- _WHAT THE EXERCISE ASKS_: Tell how many lines include the string "this". Answer with a single number.

- _Saved data entries_:
- - -
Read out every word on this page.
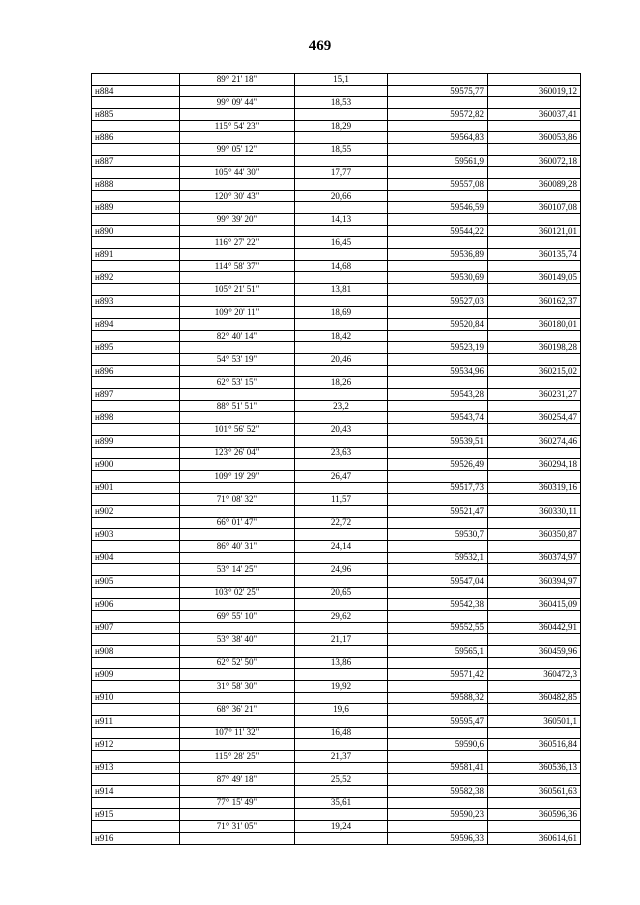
469
	89° 21' 18"	15,1		
н884			59575,77	360019,12
	99° 09' 44"	18,53		
н885			59572,82	360037,41
	115° 54' 23"	18,29		
н886			59564,83	360053,86
	99° 05' 12"	18,55		
н887			59561,9	360072,18
	105° 44' 30"	17,77		
н888			59557,08	360089,28
	120° 30' 43"	20,66		
н889			59546,59	360107,08
	99° 39' 20"	14,13		
н890			59544,22	360121,01
	116° 27' 22"	16,45		
н891			59536,89	360135,74
	114° 58' 37"	14,68		
н892			59530,69	360149,05
	105° 21' 51"	13,81		
н893			59527,03	360162,37
	109° 20' 11"	18,69		
н894			59520,84	360180,01
	82° 40' 14"	18,42		
н895			59523,19	360198,28
	54° 53' 19"	20,46		
н896			59534,96	360215,02
	62° 53' 15"	18,26		
н897			59543,28	360231,27
	88° 51' 51"	23,2		
н898			59543,74	360254,47
	101° 56' 52"	20,43		
н899			59539,51	360274,46
	123° 26' 04"	23,63		
н900			59526,49	360294,18
	109° 19' 29"	26,47		
н901			59517,73	360319,16
	71° 08' 32"	11,57		
н902			59521,47	360330,11
	66° 01' 47"	22,72		
н903			59530,7	360350,87
	86° 40' 31"	24,14		
н904			59532,1	360374,97
	53° 14' 25"	24,96		
н905			59547,04	360394,97
	103° 02' 25"	20,65		
н906			59542,38	360415,09
	69° 55' 10"	29,62		
н907			59552,55	360442,91
	53° 38' 40"	21,17		
н908			59565,1	360459,96
	62° 52' 50"	13,86		
н909			59571,42	360472,3
	31° 58' 30"	19,92		
н910			59588,32	360482,85
	68° 36' 21"	19,6		
н911			59595,47	360501,1
	107° 11' 32"	16,48		
н912			59590,6	360516,84
	115° 28' 25"	21,37		
н913			59581,41	360536,13
	87° 49' 18"	25,52		
н914			59582,38	360561,63
	77° 15' 49"	35,61		
н915			59590,23	360596,36
	71° 31' 05"	19,24		
н916			59596,33	360614,61
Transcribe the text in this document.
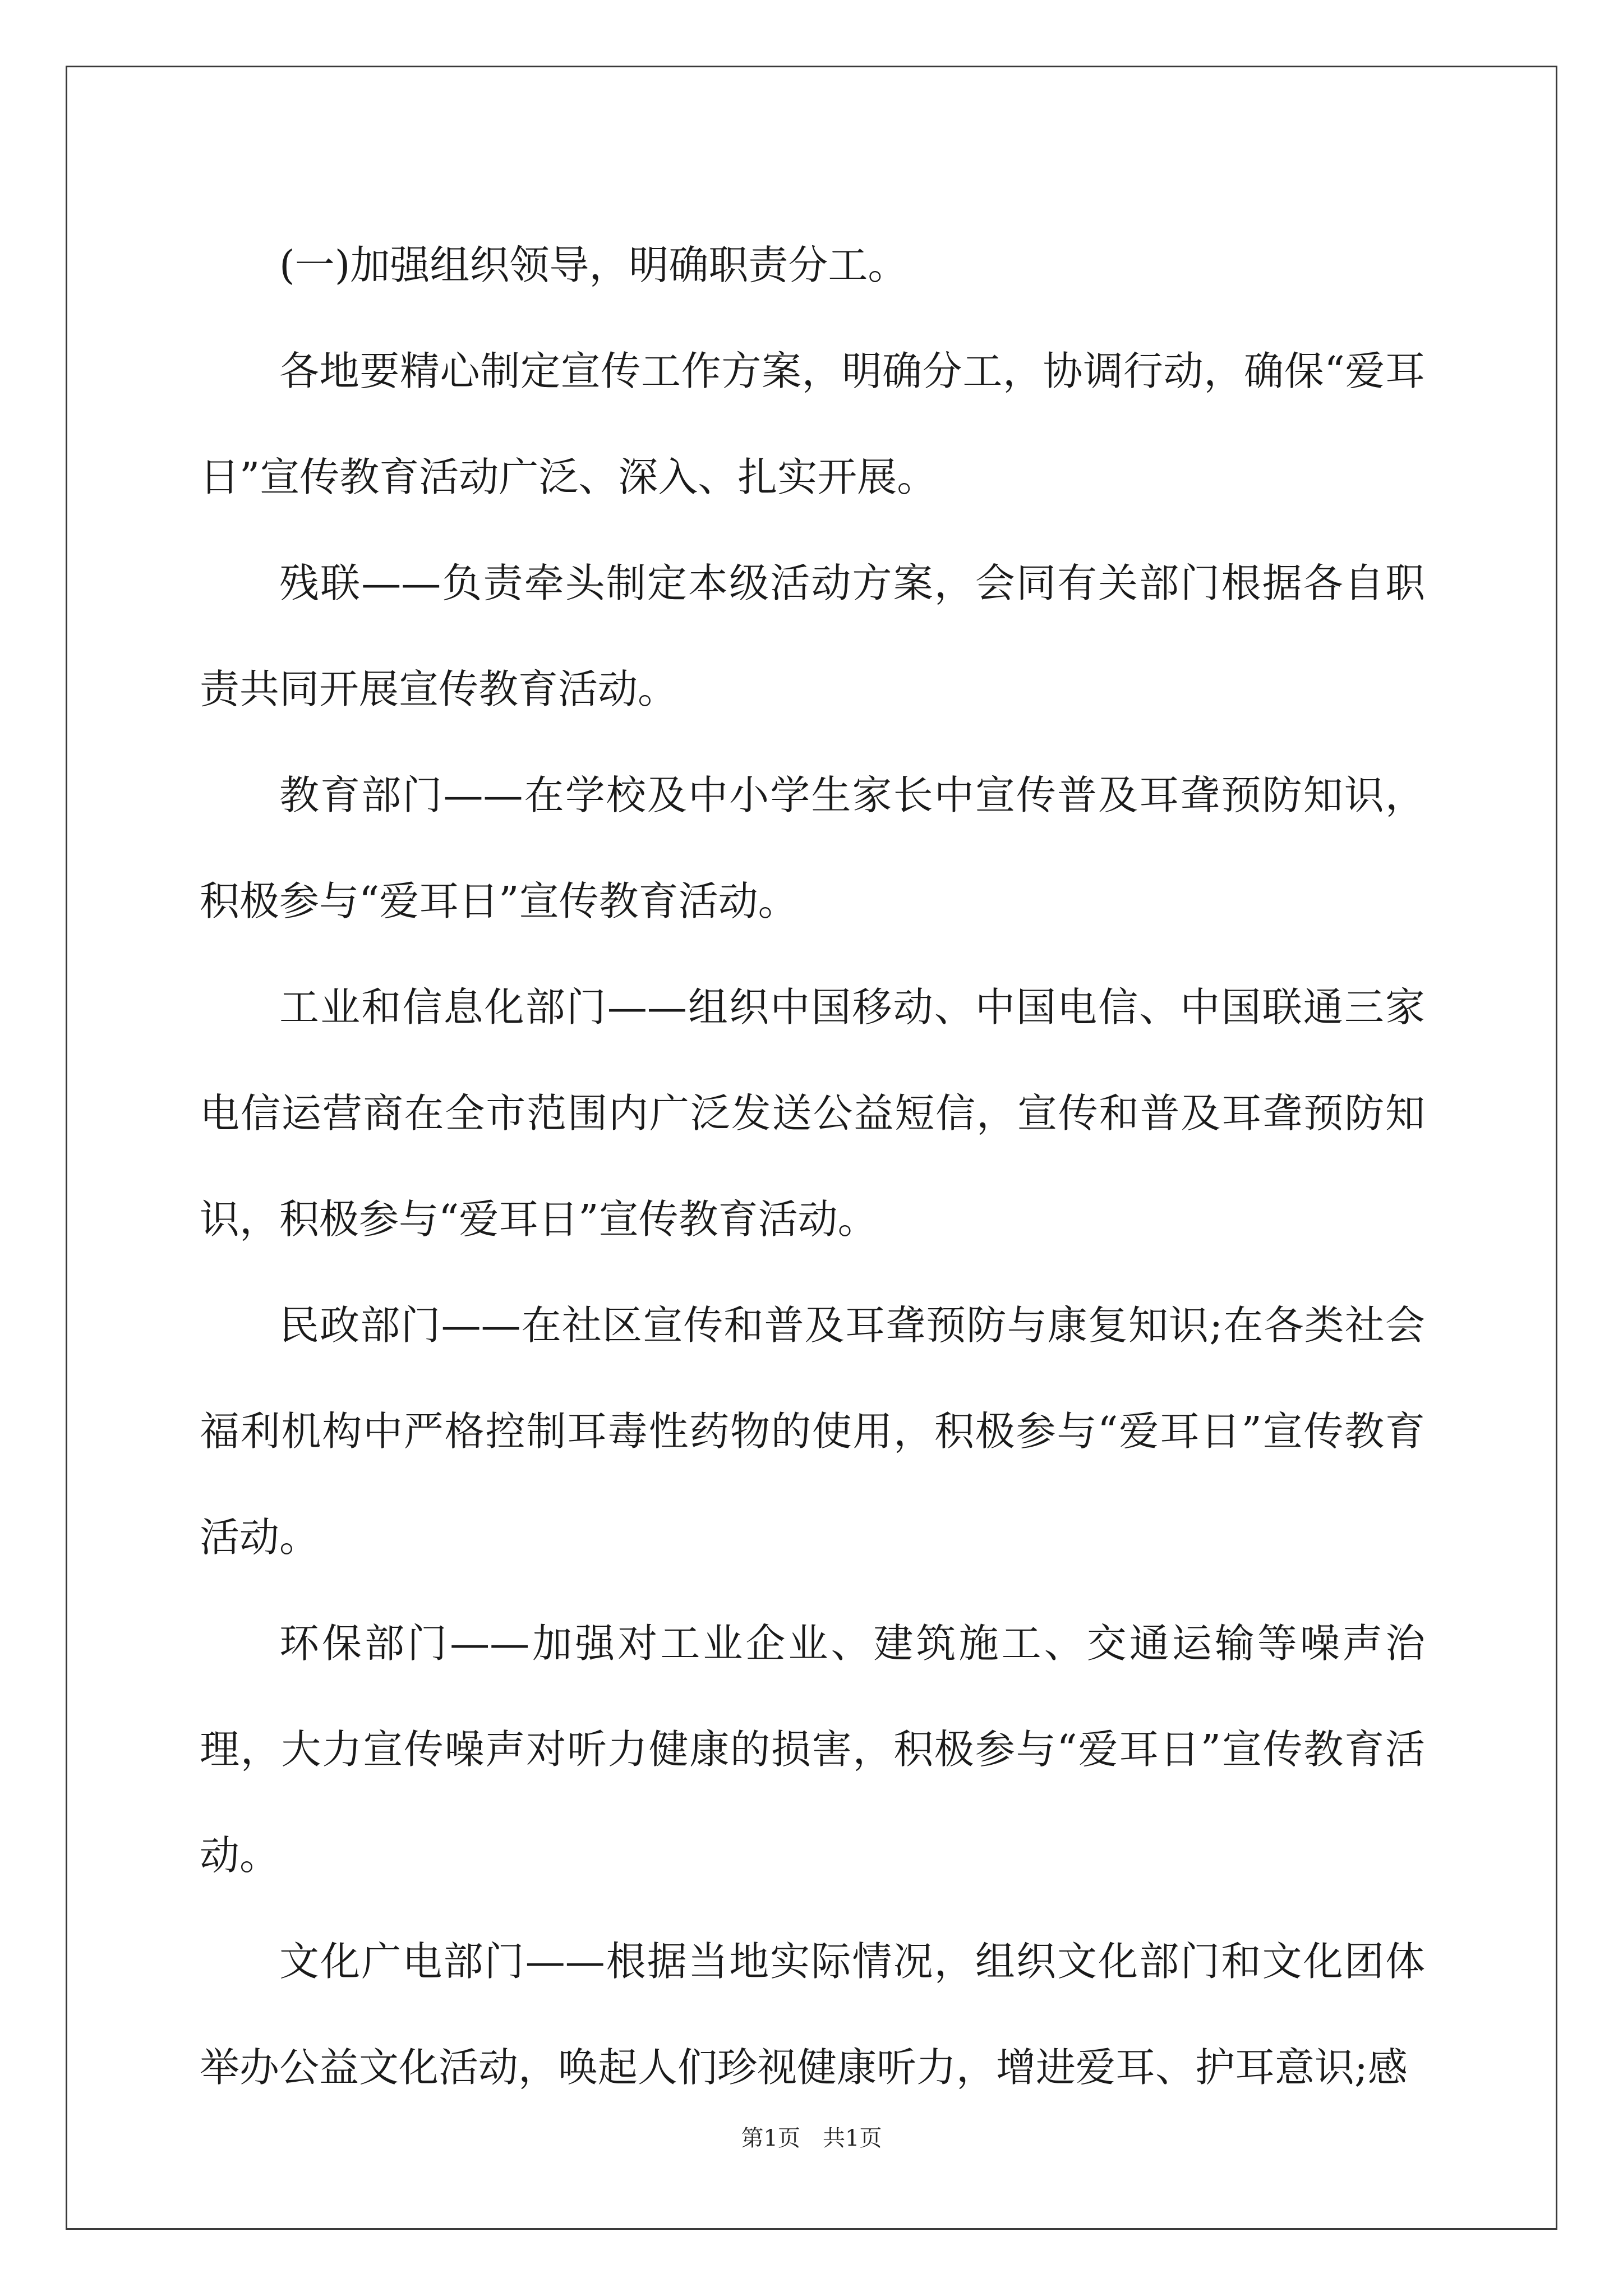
(一)加强组织领导，明确职责分工。

各地要精心制定宣传工作方案，明确分工，协调行动，确保“爱耳日”宣传教育活动广泛、深入、扎实开展。

残联——负责牵头制定本级活动方案，会同有关部门根据各自职责共同开展宣传教育活动。

教育部门——在学校及中小学生家长中宣传普及耳聋预防知识，积极参与“爱耳日”宣传教育活动。

工业和信息化部门——组织中国移动、中国电信、中国联通三家电信运营商在全市范围内广泛发送公益短信，宣传和普及耳聋预防知识，积极参与“爱耳日”宣传教育活动。

民政部门——在社区宣传和普及耳聋预防与康复知识;在各类社会福利机构中严格控制耳毒性药物的使用，积极参与“爱耳日”宣传教育活动。

环保部门——加强对工业企业、建筑施工、交通运输等噪声治理，大力宣传噪声对听力健康的损害，积极参与“爱耳日”宣传教育活动。

文化广电部门——根据当地实际情况，组织文化部门和文化团体举办公益文化活动，唤起人们珍视健康听力，增进爱耳、护耳意识;感

第1页　共1页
- - -
- _TASK ANSWER_: 2